══ ENTRIES ══

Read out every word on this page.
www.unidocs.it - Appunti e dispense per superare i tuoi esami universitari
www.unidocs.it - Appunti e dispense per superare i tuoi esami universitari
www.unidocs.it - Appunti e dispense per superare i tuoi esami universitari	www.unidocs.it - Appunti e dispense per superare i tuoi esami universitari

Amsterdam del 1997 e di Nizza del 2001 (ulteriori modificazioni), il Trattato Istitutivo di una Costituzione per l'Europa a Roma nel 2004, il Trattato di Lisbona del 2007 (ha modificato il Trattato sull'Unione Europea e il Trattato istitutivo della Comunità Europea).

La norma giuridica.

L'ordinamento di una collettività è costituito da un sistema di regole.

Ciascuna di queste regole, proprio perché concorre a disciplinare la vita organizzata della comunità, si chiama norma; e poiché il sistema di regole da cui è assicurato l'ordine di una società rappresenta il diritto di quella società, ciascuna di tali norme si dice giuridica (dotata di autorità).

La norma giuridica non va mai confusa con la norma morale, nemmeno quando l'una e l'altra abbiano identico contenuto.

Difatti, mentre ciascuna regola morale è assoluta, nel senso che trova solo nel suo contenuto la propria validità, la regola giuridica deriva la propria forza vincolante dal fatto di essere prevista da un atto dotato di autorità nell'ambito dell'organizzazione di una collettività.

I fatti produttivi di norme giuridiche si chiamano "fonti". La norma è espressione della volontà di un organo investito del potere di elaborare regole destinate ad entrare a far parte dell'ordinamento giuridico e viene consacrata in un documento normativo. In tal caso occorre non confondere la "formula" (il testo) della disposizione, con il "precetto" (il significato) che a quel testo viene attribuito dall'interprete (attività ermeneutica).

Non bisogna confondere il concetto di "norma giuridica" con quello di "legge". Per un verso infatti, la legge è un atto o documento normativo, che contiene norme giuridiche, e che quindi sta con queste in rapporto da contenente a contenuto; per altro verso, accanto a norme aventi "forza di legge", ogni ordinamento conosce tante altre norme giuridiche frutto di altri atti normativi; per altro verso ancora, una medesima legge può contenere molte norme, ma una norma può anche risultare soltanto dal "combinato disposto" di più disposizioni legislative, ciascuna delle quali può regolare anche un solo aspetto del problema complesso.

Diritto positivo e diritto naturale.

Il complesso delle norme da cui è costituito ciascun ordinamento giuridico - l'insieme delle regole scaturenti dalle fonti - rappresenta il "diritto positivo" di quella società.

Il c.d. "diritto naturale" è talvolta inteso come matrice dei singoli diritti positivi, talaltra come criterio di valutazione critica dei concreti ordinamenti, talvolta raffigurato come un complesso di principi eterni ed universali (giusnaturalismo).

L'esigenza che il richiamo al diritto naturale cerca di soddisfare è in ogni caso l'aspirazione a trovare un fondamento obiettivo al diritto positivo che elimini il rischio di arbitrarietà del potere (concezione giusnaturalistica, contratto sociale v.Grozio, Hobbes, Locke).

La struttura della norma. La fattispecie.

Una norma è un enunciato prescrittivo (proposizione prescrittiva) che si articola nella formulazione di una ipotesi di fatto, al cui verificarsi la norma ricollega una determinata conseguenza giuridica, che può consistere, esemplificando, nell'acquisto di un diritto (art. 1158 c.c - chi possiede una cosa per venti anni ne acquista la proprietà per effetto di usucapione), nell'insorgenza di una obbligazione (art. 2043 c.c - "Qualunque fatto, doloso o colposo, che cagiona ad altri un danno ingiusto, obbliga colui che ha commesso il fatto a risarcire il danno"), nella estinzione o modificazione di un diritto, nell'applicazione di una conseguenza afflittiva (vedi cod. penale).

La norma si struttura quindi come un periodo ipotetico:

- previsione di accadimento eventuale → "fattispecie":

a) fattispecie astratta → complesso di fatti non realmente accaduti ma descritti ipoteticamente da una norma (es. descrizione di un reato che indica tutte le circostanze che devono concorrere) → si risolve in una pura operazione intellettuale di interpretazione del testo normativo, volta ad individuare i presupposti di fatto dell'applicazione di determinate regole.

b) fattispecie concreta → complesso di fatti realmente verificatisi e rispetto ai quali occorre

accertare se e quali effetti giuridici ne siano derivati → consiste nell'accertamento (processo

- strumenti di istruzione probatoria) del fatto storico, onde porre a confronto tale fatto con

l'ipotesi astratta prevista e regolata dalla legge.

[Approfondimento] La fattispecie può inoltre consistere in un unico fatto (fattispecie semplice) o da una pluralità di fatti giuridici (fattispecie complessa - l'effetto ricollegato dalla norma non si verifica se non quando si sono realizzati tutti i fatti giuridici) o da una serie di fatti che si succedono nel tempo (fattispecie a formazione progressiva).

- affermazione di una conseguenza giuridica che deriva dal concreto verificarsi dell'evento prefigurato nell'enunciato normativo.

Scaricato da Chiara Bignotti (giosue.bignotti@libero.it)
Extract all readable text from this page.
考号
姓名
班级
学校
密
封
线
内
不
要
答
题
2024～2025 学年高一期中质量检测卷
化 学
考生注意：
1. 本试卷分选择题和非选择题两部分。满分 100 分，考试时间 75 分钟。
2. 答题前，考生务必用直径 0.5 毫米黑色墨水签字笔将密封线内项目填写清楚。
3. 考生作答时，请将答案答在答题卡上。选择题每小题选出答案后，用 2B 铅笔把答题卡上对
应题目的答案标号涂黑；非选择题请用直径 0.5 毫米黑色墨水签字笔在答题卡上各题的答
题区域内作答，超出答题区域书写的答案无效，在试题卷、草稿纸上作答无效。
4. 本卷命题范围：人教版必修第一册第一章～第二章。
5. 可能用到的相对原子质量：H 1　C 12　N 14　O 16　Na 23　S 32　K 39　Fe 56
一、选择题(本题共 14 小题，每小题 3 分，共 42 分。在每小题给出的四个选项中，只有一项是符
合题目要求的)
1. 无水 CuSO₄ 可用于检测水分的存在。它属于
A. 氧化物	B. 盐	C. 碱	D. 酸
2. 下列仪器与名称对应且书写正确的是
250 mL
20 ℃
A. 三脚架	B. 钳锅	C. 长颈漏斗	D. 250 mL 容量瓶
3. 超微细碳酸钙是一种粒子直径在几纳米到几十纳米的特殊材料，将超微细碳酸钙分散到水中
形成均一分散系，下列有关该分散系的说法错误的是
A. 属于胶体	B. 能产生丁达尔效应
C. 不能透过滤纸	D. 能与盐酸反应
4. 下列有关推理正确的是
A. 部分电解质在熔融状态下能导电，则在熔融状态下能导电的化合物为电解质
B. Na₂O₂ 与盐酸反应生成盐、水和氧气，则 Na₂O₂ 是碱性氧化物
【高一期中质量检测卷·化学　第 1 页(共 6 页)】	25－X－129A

═══

YOUR OBJECTIVE
In the entries above, locate every line with the word "giuridici" and copy it.

WRITTEN ANSWER
accertare se e quali effetti giuridici ne siano derivati → consiste nell'accertamento (processo
[Approfondimento] La fattispecie può inoltre consistere in un unico fatto (fattispecie semplice) o da una pluralità di fatti giuridici (fattispecie complessa - l'effetto ricollegato dalla norma non si verifica se non quando si sono realizzati tutti i fatti giuridici) o da una serie di fatti che si succedono nel tempo (fattispecie a formazione progressiva).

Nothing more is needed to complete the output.